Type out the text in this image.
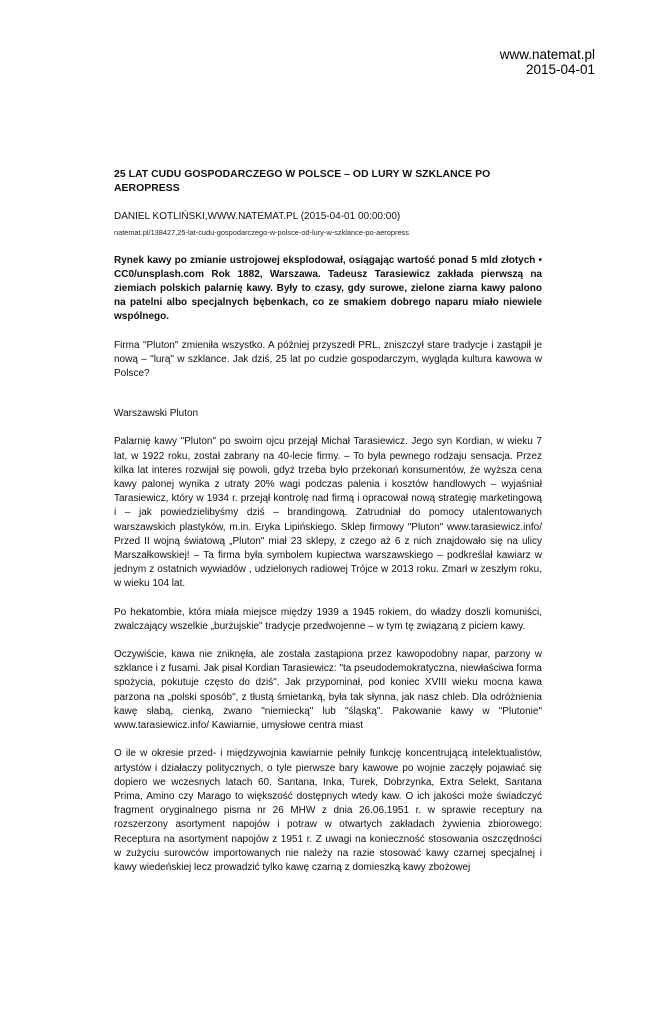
www.natemat.pl
2015-04-01
25 LAT CUDU GOSPODARCZEGO W POLSCE – OD LURY W SZKLANCE PO AEROPRESS
DANIEL KOTLIŃSKI,WWW.NATEMAT.PL (2015-04-01 00:00:00)
natemat.pl/138427,25-lat-cudu-gospodarczego-w-polsce-od-lury-w-szklance-po-aeropress

Rynek kawy po zmianie ustrojowej eksplodował, osiągając wartość ponad 5 mld złotych • CC0/unsplash.com Rok 1882, Warszawa. Tadeusz Tarasiewicz zakłada pierwszą na ziemiach polskich palarnię kawy. Były to czasy, gdy surowe, zielone ziarna kawy palono na patelni albo specjalnych bębenkach, co ze smakiem dobrego naparu miało niewiele wspólnego.

Firma "Pluton" zmieniła wszystko. A później przyszedł PRL, zniszczył stare tradycje i zastąpił je nową – "lurą" w szklance. Jak dziś, 25 lat po cudzie gospodarczym, wygląda kultura kawowa w Polsce?

Warszawski Pluton

Palarnię kawy "Pluton" po swoim ojcu przejął Michał Tarasiewicz. Jego syn Kordian, w wieku 7 lat, w 1922 roku, został zabrany na 40-lecie firmy. – To była pewnego rodzaju sensacja. Przez kilka lat interes rozwijał się powoli, gdyż trzeba było przekonań konsumentów, że wyższa cena kawy palonej wynika z utraty 20% wagi podczas palenia i kosztów handlowych – wyjaśniał Tarasiewicz, który w 1934 r. przejął kontrolę nad firmą i opracował nową strategię marketingową i – jak powiedzielibyśmy dziś – brandingową. Zatrudniał do pomocy utalentowanych warszawskich plastyków, m.in. Eryka Lipińskiego. Sklep firmowy "Pluton" www.tarasiewicz.info/ Przed II wojną światową „Pluton" miał 23 sklepy, z czego aż 6 z nich znajdowało się na ulicy Marszałkowskiej! – Ta firma była symbolem kupiectwa warszawskiego – podkreślał kawiarz w jednym z ostatnich wywiadów , udzielonych radiowej Trójce w 2013 roku. Zmarł w zeszłym roku, w wieku 104 lat.

Po hekatombie, która miała miejsce między 1939 a 1945 rokiem, do władzy doszli komuniści, zwalczający wszelkie „burżujskie" tradycje przedwojenne – w tym tę związaną z piciem kawy.

Oczywiście, kawa nie zniknęła, ale została zastąpiona przez kawopodobny napar, parzony w szklance i z fusami. Jak pisał Kordian Tarasiewicz: "ta pseudodemokratyczna, niewłaściwa forma spożycia, pokutuje często do dziś". Jak przypominał, pod koniec XVIII wieku mocna kawa parzona na „polski sposób", z tłustą śmietanką, była tak słynna, jak nasz chleb. Dla odróżnienia kawę słabą, cienką, zwano "niemiecką" lub "śląską". Pakowanie kawy w "Plutonie" www.tarasiewicz.info/ Kawiarnie, umysłowe centra miast

O ile w okresie przed- i międzywojnia kawiarnie pełniły funkcję koncentrującą intelektualistów, artystów i działaczy politycznych, o tyle pierwsze bary kawowe po wojnie zaczęły pojawiać się dopiero we wczesnych latach 60. Santana, Inka, Turek, Dobrzynka, Extra Selekt, Santana Prima, Amino czy Marago to większość dostępnych wtedy kaw. O ich jakości może świadczyć fragment oryginalnego pisma nr 26 MHW z dnia 26.06.1951 r. w sprawie receptury na rozszerzony asortyment napojów i potraw w otwartych zakładach żywienia zbiorowego: Receptura na asortyment napojów z 1951 r. Z uwagi na konieczność stosowania oszczędności w zużyciu surowców importowanych nie należy na razie stosować kawy czarnej specjalnej i kawy wiedeńskiej lecz prowadzić tylko kawę czarną z domieszką kawy zbożowej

= = = = = = =

Pictures in the records above should not be copied. Repeat everything else exactly.

▸ **OUTPUT OF THE EXERCISE**:
Type out the text in this image.
www.natemat.pl
2015-04-01
25 LAT CUDU GOSPODARCZEGO W POLSCE – OD LURY W SZKLANCE PO AEROPRESS
DANIEL KOTLIŃSKI,WWW.NATEMAT.PL (2015-04-01 00:00:00)
natemat.pl/138427,25-lat-cudu-gospodarczego-w-polsce-od-lury-w-szklance-po-aeropress

Rynek kawy po zmianie ustrojowej eksplodował, osiągając wartość ponad 5 mld złotych • CC0/unsplash.com Rok 1882, Warszawa. Tadeusz Tarasiewicz zakłada pierwszą na ziemiach polskich palarnię kawy. Były to czasy, gdy surowe, zielone ziarna kawy palono na patelni albo specjalnych bębenkach, co ze smakiem dobrego naparu miało niewiele wspólnego.

Firma "Pluton" zmieniła wszystko. A później przyszedł PRL, zniszczył stare tradycje i zastąpił je nową – "lurą" w szklance. Jak dziś, 25 lat po cudzie gospodarczym, wygląda kultura kawowa w Polsce?

Warszawski Pluton

Palarnię kawy "Pluton" po swoim ojcu przejął Michał Tarasiewicz. Jego syn Kordian, w wieku 7 lat, w 1922 roku, został zabrany na 40-lecie firmy. – To była pewnego rodzaju sensacja. Przez kilka lat interes rozwijał się powoli, gdyż trzeba było przekonań konsumentów, że wyższa cena kawy palonej wynika z utraty 20% wagi podczas palenia i kosztów handlowych – wyjaśniał Tarasiewicz, który w 1934 r. przejął kontrolę nad firmą i opracował nową strategię marketingową i – jak powiedzielibyśmy dziś – brandingową. Zatrudniał do pomocy utalentowanych warszawskich plastyków, m.in. Eryka Lipińskiego. Sklep firmowy "Pluton" www.tarasiewicz.info/ Przed II wojną światową „Pluton" miał 23 sklepy, z czego aż 6 z nich znajdowało się na ulicy Marszałkowskiej! – Ta firma była symbolem kupiectwa warszawskiego – podkreślał kawiarz w jednym z ostatnich wywiadów , udzielonych radiowej Trójce w 2013 roku. Zmarł w zeszłym roku, w wieku 104 lat.

Po hekatombie, która miała miejsce między 1939 a 1945 rokiem, do władzy doszli komuniści, zwalczający wszelkie „burżujskie" tradycje przedwojenne – w tym tę związaną z piciem kawy.

Oczywiście, kawa nie zniknęła, ale została zastąpiona przez kawopodobny napar, parzony w szklance i z fusami. Jak pisał Kordian Tarasiewicz: "ta pseudodemokratyczna, niewłaściwa forma spożycia, pokutuje często do dziś". Jak przypominał, pod koniec XVIII wieku mocna kawa parzona na „polski sposób", z tłustą śmietanką, była tak słynna, jak nasz chleb. Dla odróżnienia kawę słabą, cienką, zwano "niemiecką" lub "śląską". Pakowanie kawy w "Plutonie" www.tarasiewicz.info/ Kawiarnie, umysłowe centra miast

O ile w okresie przed- i międzywojnia kawiarnie pełniły funkcję koncentrującą intelektualistów, artystów i działaczy politycznych, o tyle pierwsze bary kawowe po wojnie zaczęły pojawiać się dopiero we wczesnych latach 60. Santana, Inka, Turek, Dobrzynka, Extra Selekt, Santana Prima, Amino czy Marago to większość dostępnych wtedy kaw. O ich jakości może świadczyć fragment oryginalnego pisma nr 26 MHW z dnia 26.06.1951 r. w sprawie receptury na rozszerzony asortyment napojów i potraw w otwartych zakładach żywienia zbiorowego: Receptura na asortyment napojów z 1951 r. Z uwagi na konieczność stosowania oszczędności w zużyciu surowców importowanych nie należy na razie stosować kawy czarnej specjalnej i kawy wiedeńskiej lecz prowadzić tylko kawę czarną z domieszką kawy zbożowej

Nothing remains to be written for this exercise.